*DOCUMENT EXTRACT*
========================================
Just when we thought things were winding down with the Apple antitrust allegations, news of an Apple EU fine has stirred the pot once more. After tiring of various App Store restrictions that limited in-app transactions, Spotify had filed an antitrust complaint against Apple in 2019.

Following up on the case this year, the European Commission concluded that the App Store restrictions were unfair to competitors, preventing streaming platforms like Spotify from bringing cheaper payment options to their customers. As a result of this Apple-Spotify antitrust case, the iPhone maker was just asked to pay €1.84 billion euros, approximately $2 billion USD, as a penalty for the policies.

We were only days away from seeing Apple’s DMA compliance, which they stated “required us to change the uniquely successful approach that we’ve employed to protect users’ security and privacy and keep them safe.” The reluctance is evident but Apple agreed to enable side-loading of apps and allow alternate payment avenues to put an end to the Apple-EU antitrust claims. It seems that this wasn’t enough to discourage the Apple EU fine from hitting them while they were down.

Apple Eu fine

Everything You Need to Know About the Apple-EU Fine and the Antitrust Allegations

The €1.84 billion euro Apple-EU fine is not the first instance of Apple ramming heads with the European Union and coming out defeated from the confrontation. Despite the company’s best efforts to stand up for its policies, it has been accused of enforcing App Store restrictions that have stifled competition time and time again. If these allegations were flung by another company, Apple could have easily brushed it off and kicked the company off its app roster like it did with Epic Games. Unfortunately, the EU paints a much more imposing figure considering that law violations by Apple could result in the company being banned from the entire region, which would very significantly tank their revenue.
========================================
*DATA PROVIDED*

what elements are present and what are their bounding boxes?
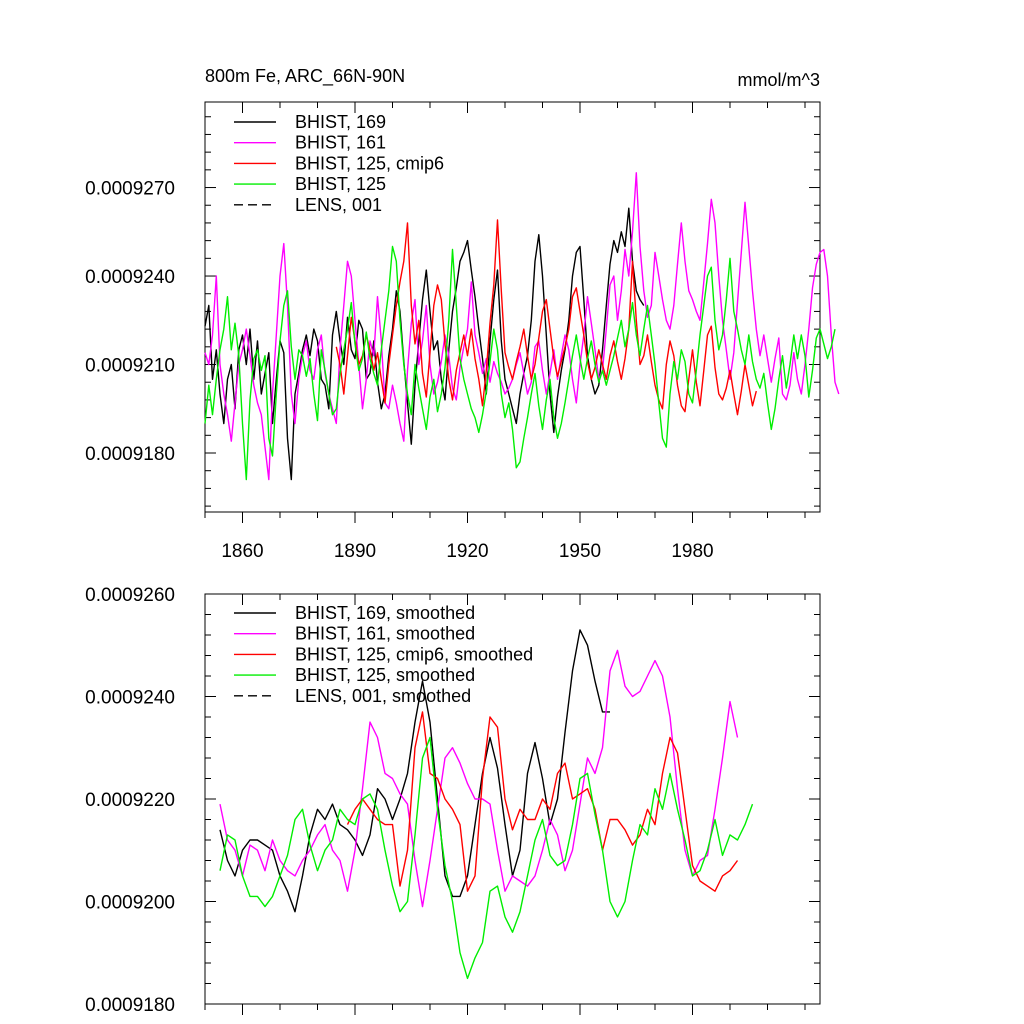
========================================
*TO BE DONE*
A - Decide whether each statement below agrees with the article on Apple's EU fine, answering yes or no and quoting the words of the article that settle it. (i) Spotify filed its antitrust complaint against Apple in 2019. (ii) The European Commission found the App Store restrictions fair to competitors. (iii) Apple agreed to enable side-loading of apps.
B - Carry on the article about Apple's EU fine from the point where it stops.

*REPLIES*
A -
(i) Yes: "Spotify had filed an antitrust complaint against Apple in 2019."
(ii) No: "the European Commission concluded that the App Store restrictions were unfair to competitors"
(iii) Yes: "Apple agreed to enable side-loading of apps and allow alternate payment avenues"

B -
What Is the Apple EU Fine For?

The Apple-Spotify antitrust case is one instance of Apple “abusing its dominant position” according to Margrethe Vestager, Executive Vice-President of the European Commission EU fit for Digital Age” and Commissioner for Competition. Music streaming platform Spotify believes that Apple’s App Store dominance prevented them from communicating with consumers via the app and providing them with cheaper payment alternatives for the services they wanted to use. In response to the ruling, Spotify stated that while Apple Music continued on unrestricted, “Apple’s rules muzzled Spotify and other music streaming services from sharing with our users directly in our app about various benefits—denying us the ability to communicate with them about how to upgrade and the price of subscriptions, promotions, discounts, or numerous other perks.”

Spotify’s stand against Apple began to take shape in 2015 according to Apple, with 65 meetings with the EU Commission to build a case against the company. Now, with the Apple DMA compliance efforts already at the center of the discussion, it became much easier to formalize a case against Apple and state that the proffered change in the App Store rules was insufficient to really make a difference. 

Stating that Apple’s restrictions could be seen as creating unfair trading conditions similar to the antitrust case in 2021, the Apple-EU fine was set at an amount that represented the third-biggest penalty by the EU according to Reuters. Sources had expected a more modest €500 million euro fine but the European Union wanted to make a point. A basic fine of €40 million euros was placed, along with a €1.8 billion euro deterrent that totaled up to €1.84 billion euros, which is 0.5 percent of the company’s global turnover. Small change for Apple but still enough to make a statement. Apple has stated that it will appeal the decision, which will likely involve a long-drawn-out battle for the company. 

What Is the DMA and Why Are We Talking about Apple’s DMA Compliance?

The Digital Markets Act is a law by the European Union that focuses on bringing better regulations to the digital sector and maintaining a fair standard for every player that wants to sell to the European regions. The DMA focuses on identifying “gatekeepers” who maintain a monopoly on the market block healthy competition from taking place, and guide them towards adopting better practices that meet their regulations. There is a nifty timer on the website counting down to March 8, 2024, the deadline by which the identified companies have to finish reworking their policies to adhere to the EU’s rules.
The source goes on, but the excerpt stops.